▶ PROMPT
Find every line with the word "screenshot". Copy those lines.

"""

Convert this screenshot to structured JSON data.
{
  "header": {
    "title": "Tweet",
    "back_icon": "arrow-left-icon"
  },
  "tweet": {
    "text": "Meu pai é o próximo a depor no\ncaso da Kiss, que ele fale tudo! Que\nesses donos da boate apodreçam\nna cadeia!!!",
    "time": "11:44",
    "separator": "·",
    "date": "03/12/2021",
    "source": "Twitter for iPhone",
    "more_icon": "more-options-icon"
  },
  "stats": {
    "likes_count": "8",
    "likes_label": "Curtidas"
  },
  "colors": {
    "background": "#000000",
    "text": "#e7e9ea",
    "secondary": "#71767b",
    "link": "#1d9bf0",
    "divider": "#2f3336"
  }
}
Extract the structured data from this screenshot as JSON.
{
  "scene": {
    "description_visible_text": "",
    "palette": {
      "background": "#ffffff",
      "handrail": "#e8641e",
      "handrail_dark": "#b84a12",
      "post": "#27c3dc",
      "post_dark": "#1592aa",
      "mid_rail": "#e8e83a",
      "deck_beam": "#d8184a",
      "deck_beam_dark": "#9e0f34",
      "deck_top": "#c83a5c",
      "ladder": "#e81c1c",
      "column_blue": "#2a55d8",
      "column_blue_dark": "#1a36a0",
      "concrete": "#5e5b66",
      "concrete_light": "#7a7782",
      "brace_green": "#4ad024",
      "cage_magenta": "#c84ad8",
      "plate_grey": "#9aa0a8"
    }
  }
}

"""

▶ RESULT OF THE EXERCISE
Convert this screenshot to structured JSON data.
Extract the structured data from this screenshot as JSON.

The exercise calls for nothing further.